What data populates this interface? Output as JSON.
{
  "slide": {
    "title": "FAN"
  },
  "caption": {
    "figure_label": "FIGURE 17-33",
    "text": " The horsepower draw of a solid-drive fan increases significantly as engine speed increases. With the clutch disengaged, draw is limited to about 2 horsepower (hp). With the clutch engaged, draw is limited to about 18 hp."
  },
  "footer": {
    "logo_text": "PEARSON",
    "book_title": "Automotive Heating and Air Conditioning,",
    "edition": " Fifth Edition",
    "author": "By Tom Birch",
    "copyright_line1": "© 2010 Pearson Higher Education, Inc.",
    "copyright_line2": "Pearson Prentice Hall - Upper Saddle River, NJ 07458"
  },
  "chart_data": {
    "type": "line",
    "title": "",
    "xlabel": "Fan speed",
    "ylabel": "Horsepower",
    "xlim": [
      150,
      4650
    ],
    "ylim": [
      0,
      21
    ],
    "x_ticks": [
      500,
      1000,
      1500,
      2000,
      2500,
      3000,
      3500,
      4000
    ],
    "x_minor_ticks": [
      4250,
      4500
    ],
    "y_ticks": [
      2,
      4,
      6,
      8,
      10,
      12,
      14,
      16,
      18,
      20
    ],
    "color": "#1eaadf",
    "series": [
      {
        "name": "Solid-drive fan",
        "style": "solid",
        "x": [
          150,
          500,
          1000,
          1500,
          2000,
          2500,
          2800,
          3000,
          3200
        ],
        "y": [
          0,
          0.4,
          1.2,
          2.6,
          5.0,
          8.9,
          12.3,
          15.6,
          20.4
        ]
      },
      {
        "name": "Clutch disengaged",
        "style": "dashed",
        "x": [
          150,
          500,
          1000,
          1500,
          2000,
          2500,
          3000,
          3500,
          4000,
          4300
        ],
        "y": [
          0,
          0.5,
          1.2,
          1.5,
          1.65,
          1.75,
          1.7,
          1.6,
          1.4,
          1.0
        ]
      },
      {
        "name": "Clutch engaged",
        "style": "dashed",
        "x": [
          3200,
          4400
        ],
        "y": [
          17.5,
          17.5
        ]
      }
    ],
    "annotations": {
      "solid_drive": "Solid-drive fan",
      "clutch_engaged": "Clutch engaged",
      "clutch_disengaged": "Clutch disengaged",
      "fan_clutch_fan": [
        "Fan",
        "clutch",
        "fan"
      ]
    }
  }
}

#### [Directions for this task]
From the data above, show each line that contains "name".

#### [Completed task]
        "name": "Solid-drive fan",
        "name": "Clutch disengaged",
        "name": "Clutch engaged",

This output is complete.